**Set problem:**
Restate the records below word for word, and omit the images they hold.

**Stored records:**
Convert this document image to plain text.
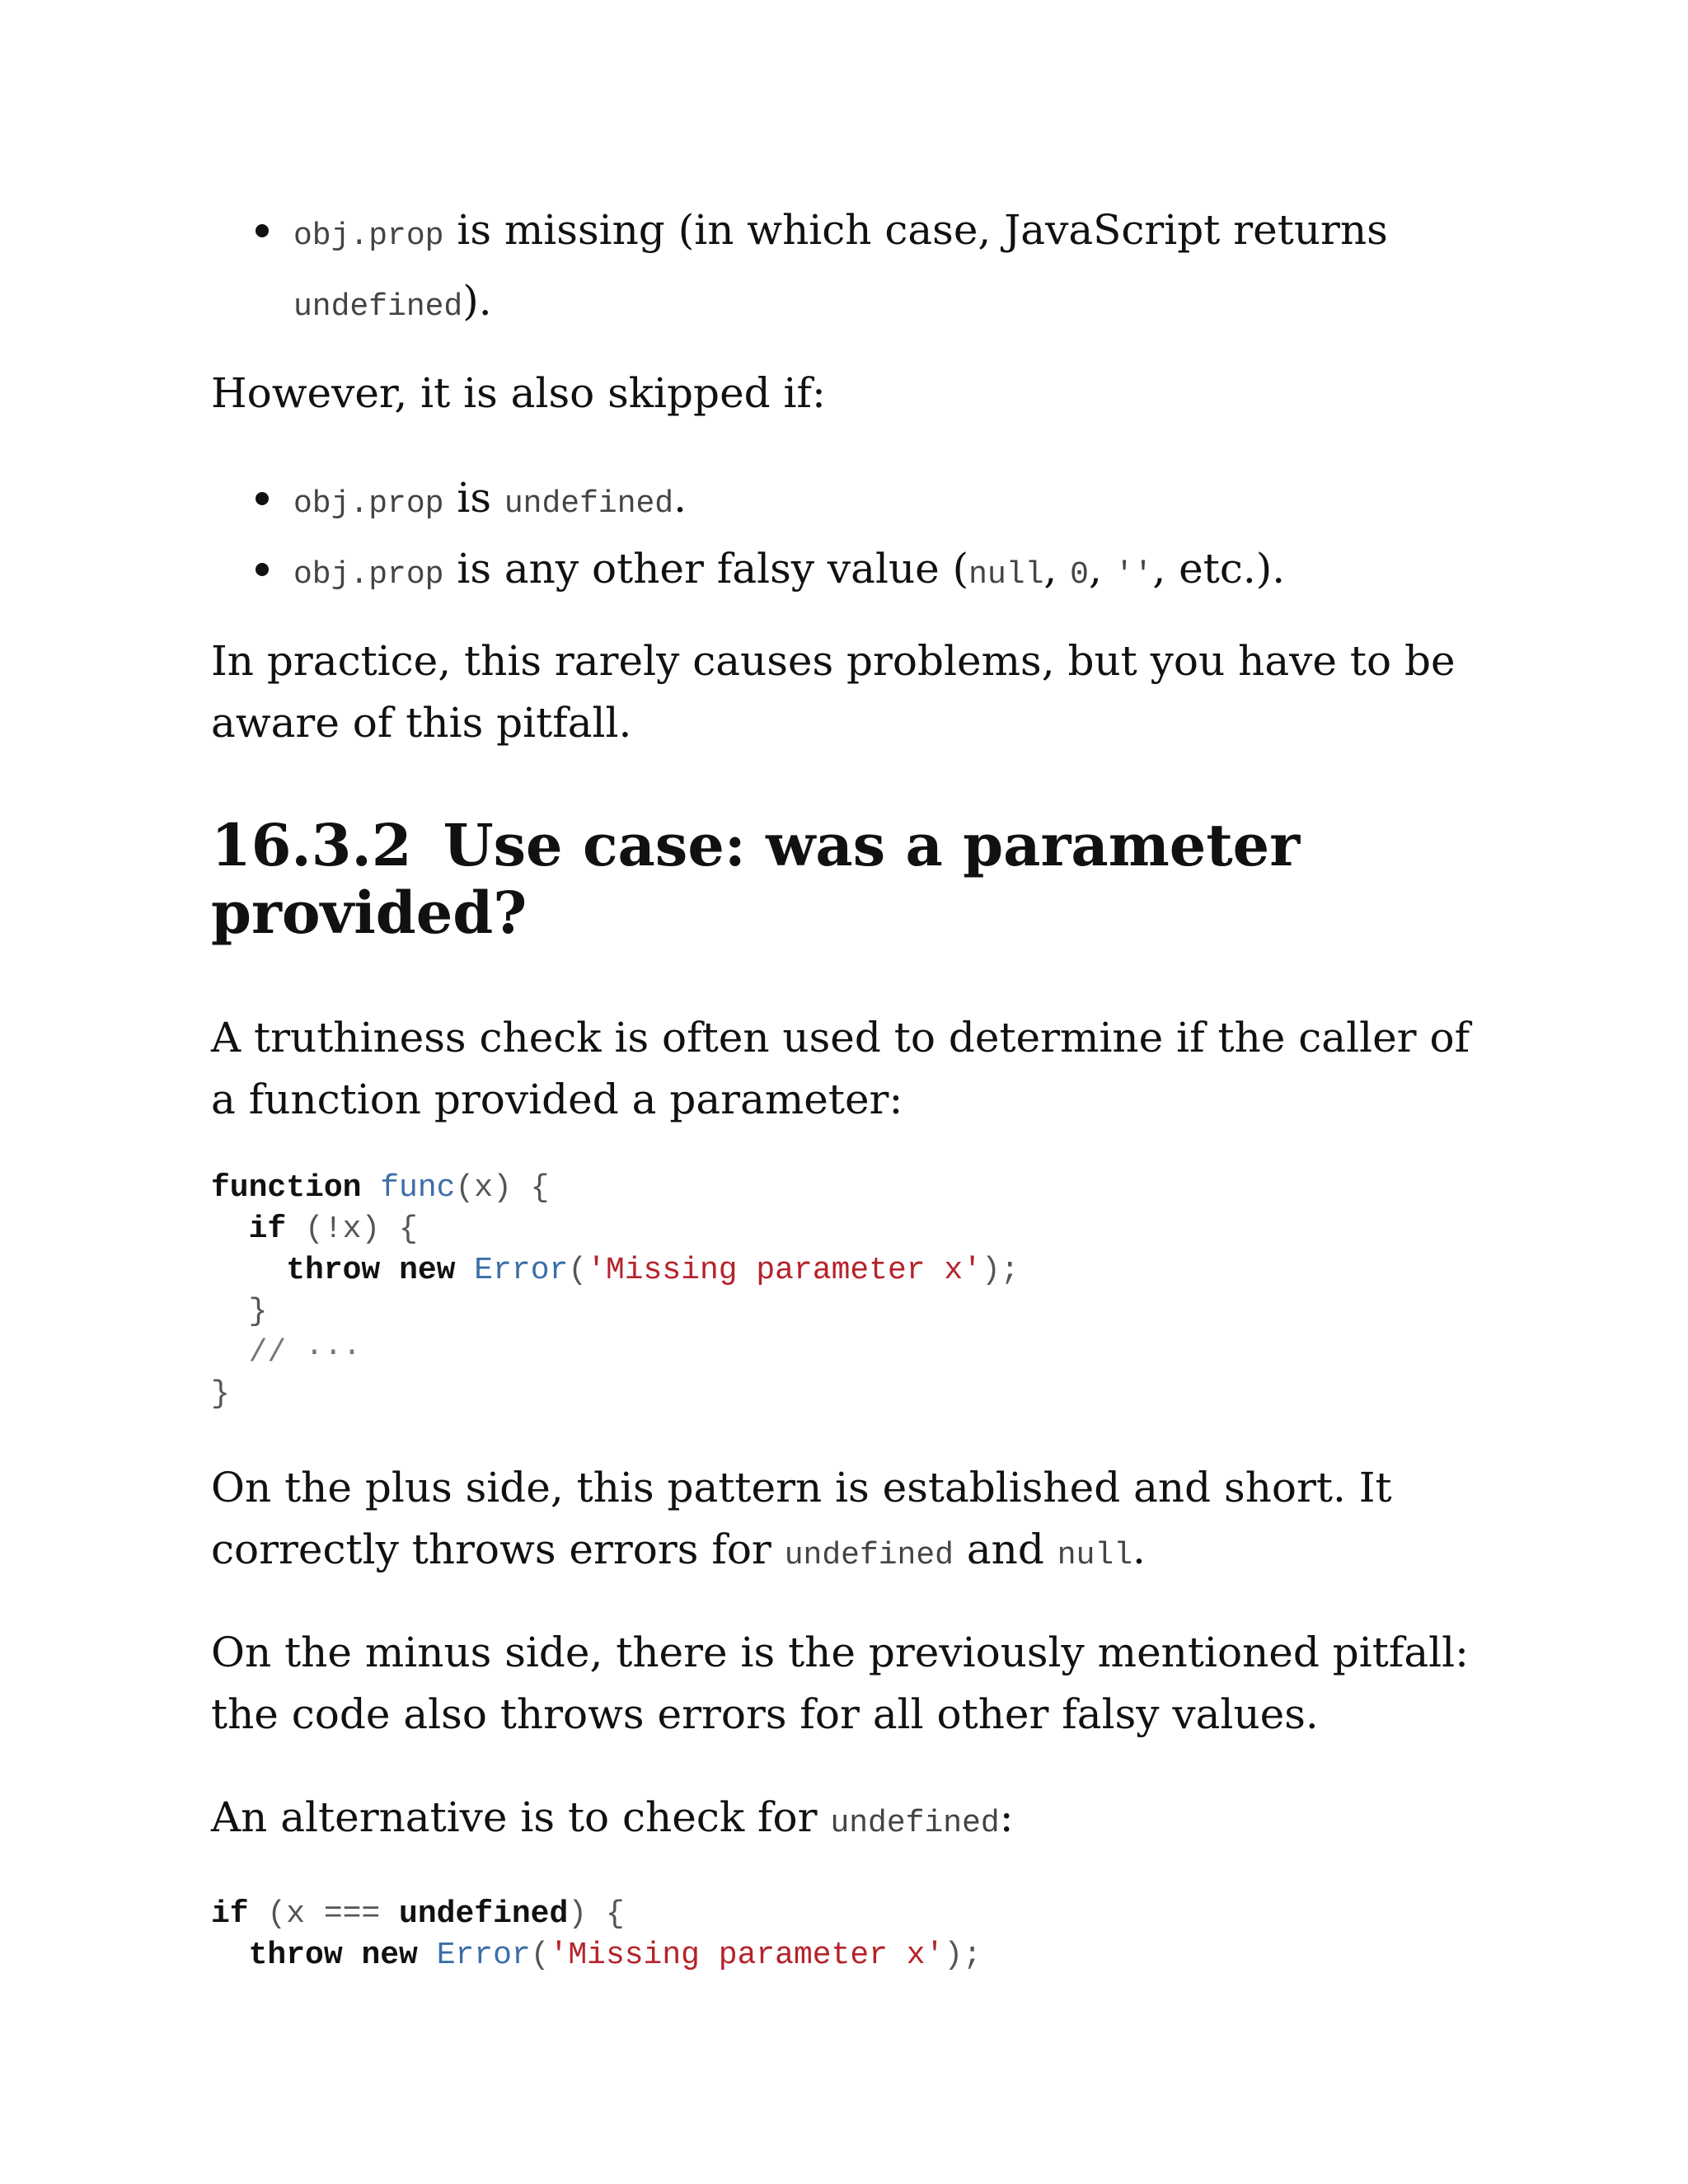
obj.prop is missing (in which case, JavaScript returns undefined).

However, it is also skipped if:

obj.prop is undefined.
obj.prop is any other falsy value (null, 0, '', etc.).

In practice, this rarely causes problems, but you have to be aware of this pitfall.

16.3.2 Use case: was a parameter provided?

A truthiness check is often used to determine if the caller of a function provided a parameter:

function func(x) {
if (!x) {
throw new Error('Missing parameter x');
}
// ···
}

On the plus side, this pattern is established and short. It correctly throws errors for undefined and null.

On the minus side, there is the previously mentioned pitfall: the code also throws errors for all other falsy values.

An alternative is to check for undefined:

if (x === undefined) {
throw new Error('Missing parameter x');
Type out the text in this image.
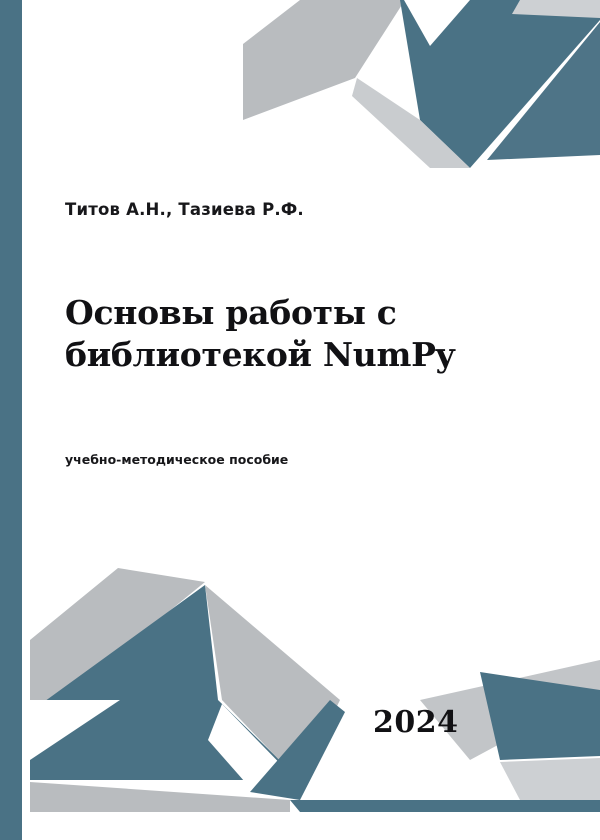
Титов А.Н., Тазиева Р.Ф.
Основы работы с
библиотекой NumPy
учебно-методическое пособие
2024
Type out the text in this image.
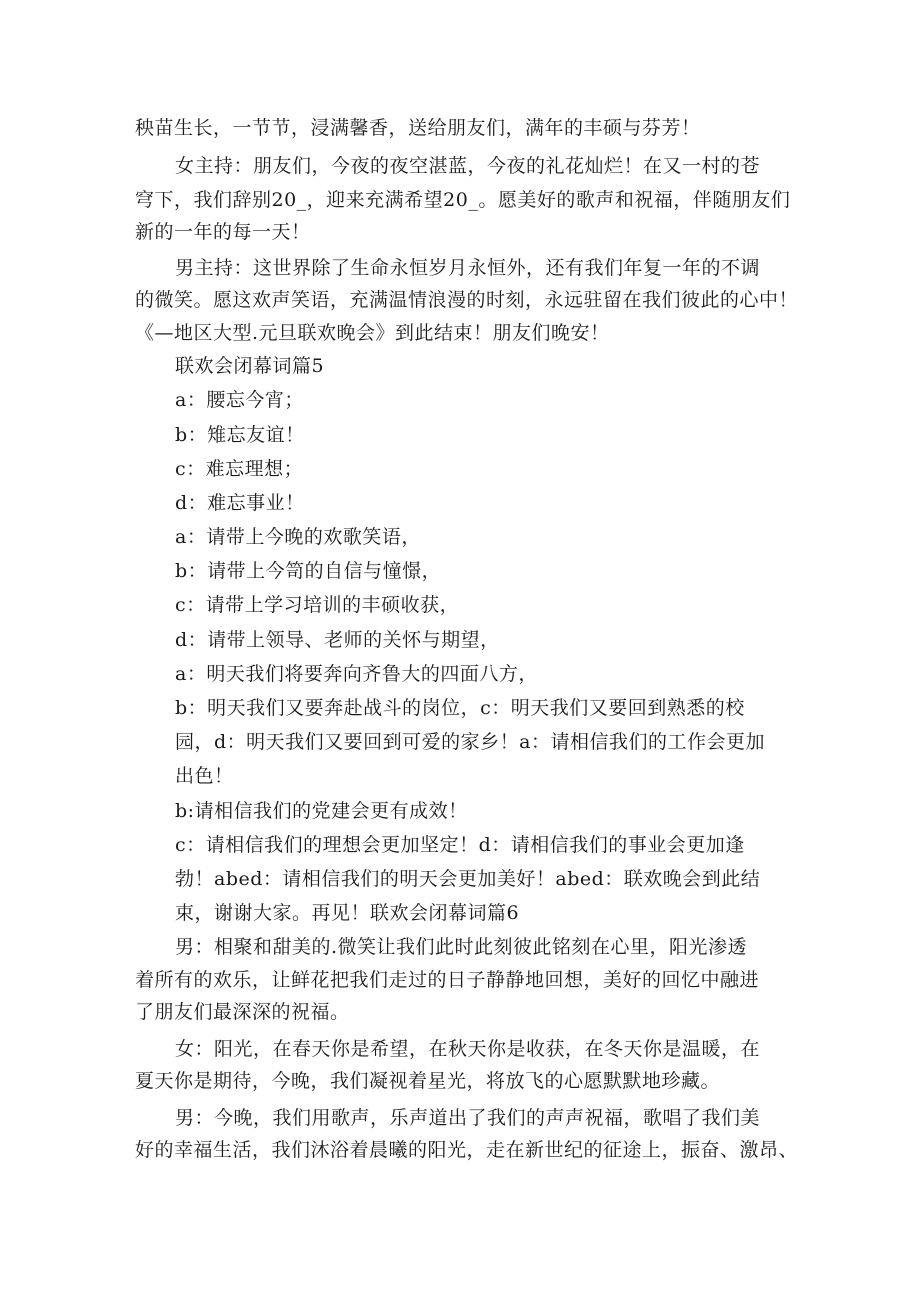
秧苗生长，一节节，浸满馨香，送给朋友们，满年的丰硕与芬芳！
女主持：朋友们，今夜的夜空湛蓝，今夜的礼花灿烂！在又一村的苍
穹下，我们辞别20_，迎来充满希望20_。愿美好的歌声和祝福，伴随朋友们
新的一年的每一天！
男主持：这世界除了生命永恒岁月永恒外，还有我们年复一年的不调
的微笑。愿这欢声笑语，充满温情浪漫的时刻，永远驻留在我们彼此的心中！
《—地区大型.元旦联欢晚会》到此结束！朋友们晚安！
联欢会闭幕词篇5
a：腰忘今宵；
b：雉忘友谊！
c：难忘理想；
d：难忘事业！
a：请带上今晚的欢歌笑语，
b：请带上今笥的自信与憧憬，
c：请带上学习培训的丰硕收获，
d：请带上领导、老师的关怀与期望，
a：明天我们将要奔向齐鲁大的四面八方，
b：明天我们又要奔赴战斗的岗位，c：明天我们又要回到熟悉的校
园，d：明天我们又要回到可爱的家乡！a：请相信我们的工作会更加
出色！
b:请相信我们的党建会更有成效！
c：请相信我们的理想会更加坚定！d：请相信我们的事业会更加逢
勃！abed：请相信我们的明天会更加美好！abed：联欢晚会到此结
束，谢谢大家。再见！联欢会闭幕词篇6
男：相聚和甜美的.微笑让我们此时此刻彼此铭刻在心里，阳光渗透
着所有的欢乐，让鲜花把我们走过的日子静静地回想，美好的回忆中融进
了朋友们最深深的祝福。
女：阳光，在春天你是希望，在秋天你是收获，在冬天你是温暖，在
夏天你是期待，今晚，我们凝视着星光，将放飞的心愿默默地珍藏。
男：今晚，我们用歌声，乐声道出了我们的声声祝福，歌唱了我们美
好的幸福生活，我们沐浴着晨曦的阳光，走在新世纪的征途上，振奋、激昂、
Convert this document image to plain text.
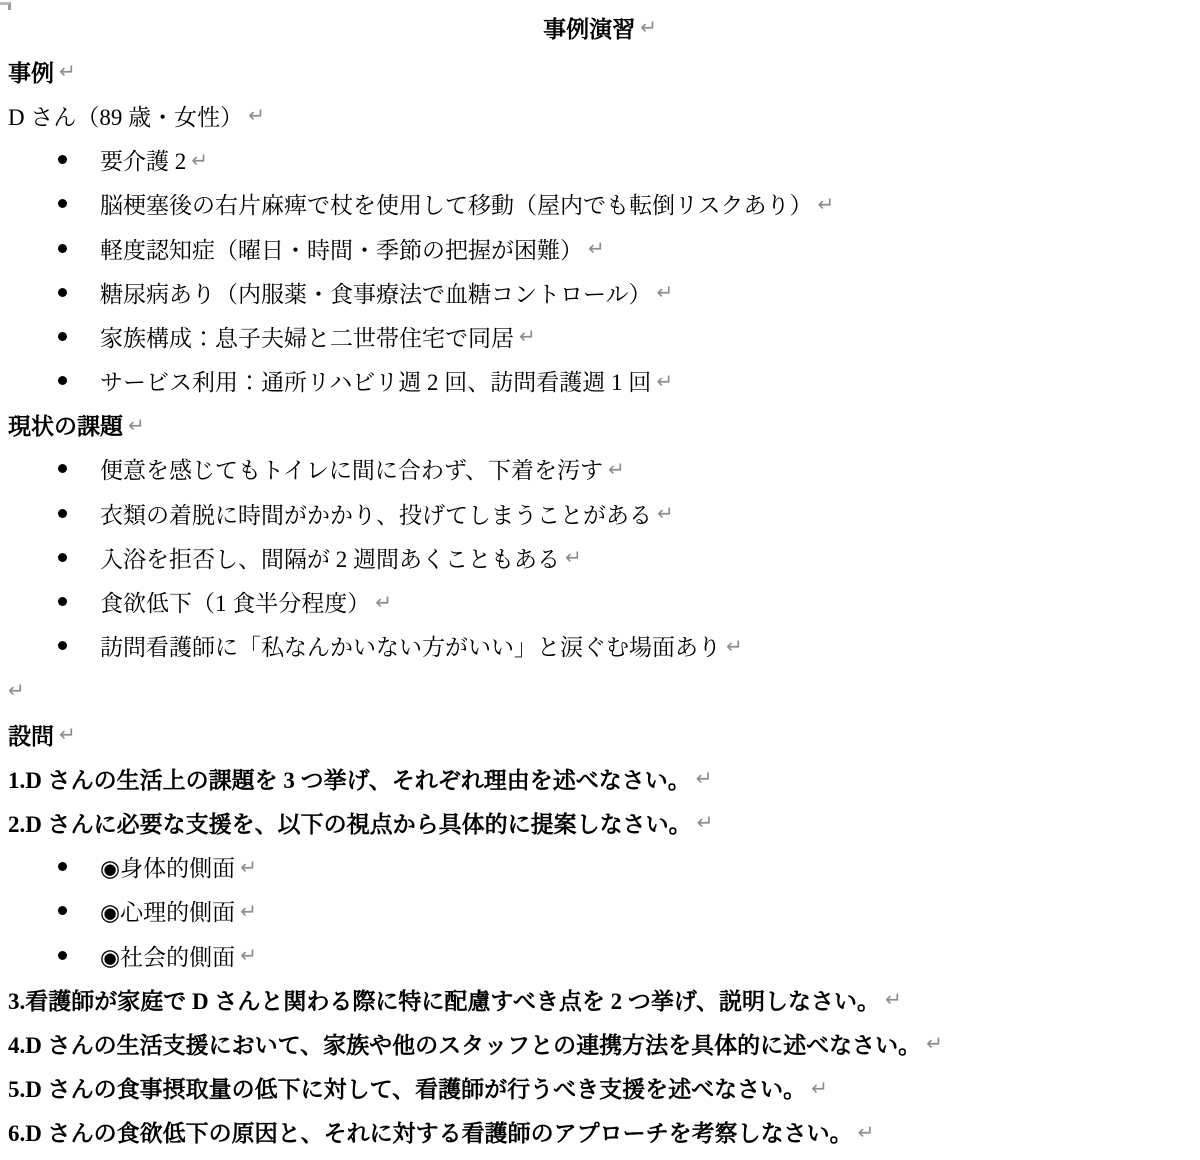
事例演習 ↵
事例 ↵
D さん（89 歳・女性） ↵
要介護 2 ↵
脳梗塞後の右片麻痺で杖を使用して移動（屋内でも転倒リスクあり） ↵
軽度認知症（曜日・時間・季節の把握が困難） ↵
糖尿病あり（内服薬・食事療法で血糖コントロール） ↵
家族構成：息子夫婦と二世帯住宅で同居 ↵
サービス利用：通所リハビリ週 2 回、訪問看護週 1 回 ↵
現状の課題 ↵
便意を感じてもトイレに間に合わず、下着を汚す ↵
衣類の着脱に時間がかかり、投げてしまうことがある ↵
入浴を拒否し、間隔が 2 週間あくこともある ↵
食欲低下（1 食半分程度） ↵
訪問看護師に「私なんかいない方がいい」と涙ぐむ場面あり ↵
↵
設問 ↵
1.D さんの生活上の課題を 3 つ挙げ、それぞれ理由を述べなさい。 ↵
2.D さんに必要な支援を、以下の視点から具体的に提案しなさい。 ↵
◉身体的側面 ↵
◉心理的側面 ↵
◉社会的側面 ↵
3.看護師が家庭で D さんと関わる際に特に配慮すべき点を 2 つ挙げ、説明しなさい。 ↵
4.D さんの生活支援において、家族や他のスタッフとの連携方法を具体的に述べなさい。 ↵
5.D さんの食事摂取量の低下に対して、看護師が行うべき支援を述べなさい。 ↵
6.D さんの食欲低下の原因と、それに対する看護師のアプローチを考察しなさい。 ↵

**Result for this task:**
Convert this document image to plain text.
obj.prop is missing (in which case, JavaScript returns undefined).

However, it is also skipped if:

obj.prop is undefined.
obj.prop is any other falsy value (null, 0, '', etc.).

In practice, this rarely causes problems, but you have to be aware of this pitfall.

16.3.2 Use case: was a parameter provided?

A truthiness check is often used to determine if the caller of a function provided a parameter:

function func(x) {
if (!x) {
throw new Error('Missing parameter x');
}
// ···
}

On the plus side, this pattern is established and short. It correctly throws errors for undefined and null.

On the minus side, there is the previously mentioned pitfall: the code also throws errors for all other falsy values.

An alternative is to check for undefined:

if (x === undefined) {
throw new Error('Missing parameter x');
Type out the text in this image.
Титов А.Н., Тазиева Р.Ф.
Основы работы с
библиотекой NumPy
учебно-методическое пособие
2024
Type out the text in this image.
秧苗生长，一节节，浸满馨香，送给朋友们，满年的丰硕与芬芳！
女主持：朋友们，今夜的夜空湛蓝，今夜的礼花灿烂！在又一村的苍
穹下，我们辞别20_，迎来充满希望20_。愿美好的歌声和祝福，伴随朋友们
新的一年的每一天！
男主持：这世界除了生命永恒岁月永恒外，还有我们年复一年的不调
的微笑。愿这欢声笑语，充满温情浪漫的时刻，永远驻留在我们彼此的心中！
《—地区大型.元旦联欢晚会》到此结束！朋友们晚安！
联欢会闭幕词篇5
a：腰忘今宵；
b：雉忘友谊！
c：难忘理想；
d：难忘事业！
a：请带上今晚的欢歌笑语，
b：请带上今笥的自信与憧憬，
c：请带上学习培训的丰硕收获，
d：请带上领导、老师的关怀与期望，
a：明天我们将要奔向齐鲁大的四面八方，
b：明天我们又要奔赴战斗的岗位，c：明天我们又要回到熟悉的校
园，d：明天我们又要回到可爱的家乡！a：请相信我们的工作会更加
出色！
b:请相信我们的党建会更有成效！
c：请相信我们的理想会更加坚定！d：请相信我们的事业会更加逢
勃！abed：请相信我们的明天会更加美好！abed：联欢晚会到此结
束，谢谢大家。再见！联欢会闭幕词篇6
男：相聚和甜美的.微笑让我们此时此刻彼此铭刻在心里，阳光渗透
着所有的欢乐，让鲜花把我们走过的日子静静地回想，美好的回忆中融进
了朋友们最深深的祝福。
女：阳光，在春天你是希望，在秋天你是收获，在冬天你是温暖，在
夏天你是期待，今晚，我们凝视着星光，将放飞的心愿默默地珍藏。
男：今晚，我们用歌声，乐声道出了我们的声声祝福，歌唱了我们美
好的幸福生活，我们沐浴着晨曦的阳光，走在新世纪的征途上，振奋、激昂、
Convert this document image to plain text.
事例演習 ↵
事例 ↵
D さん（89 歳・女性） ↵
要介護 2 ↵
脳梗塞後の右片麻痺で杖を使用して移動（屋内でも転倒リスクあり） ↵
軽度認知症（曜日・時間・季節の把握が困難） ↵
糖尿病あり（内服薬・食事療法で血糖コントロール） ↵
家族構成：息子夫婦と二世帯住宅で同居 ↵
サービス利用：通所リハビリ週 2 回、訪問看護週 1 回 ↵
現状の課題 ↵
便意を感じてもトイレに間に合わず、下着を汚す ↵
衣類の着脱に時間がかかり、投げてしまうことがある ↵
入浴を拒否し、間隔が 2 週間あくこともある ↵
食欲低下（1 食半分程度） ↵
訪問看護師に「私なんかいない方がいい」と涙ぐむ場面あり ↵
↵
設問 ↵
1.D さんの生活上の課題を 3 つ挙げ、それぞれ理由を述べなさい。 ↵
2.D さんに必要な支援を、以下の視点から具体的に提案しなさい。 ↵
◉身体的側面 ↵
◉心理的側面 ↵
◉社会的側面 ↵
3.看護師が家庭で D さんと関わる際に特に配慮すべき点を 2 つ挙げ、説明しなさい。 ↵
4.D さんの生活支援において、家族や他のスタッフとの連携方法を具体的に述べなさい。 ↵
5.D さんの食事摂取量の低下に対して、看護師が行うべき支援を述べなさい。 ↵
6.D さんの食欲低下の原因と、それに対する看護師のアプローチを考察しなさい。 ↵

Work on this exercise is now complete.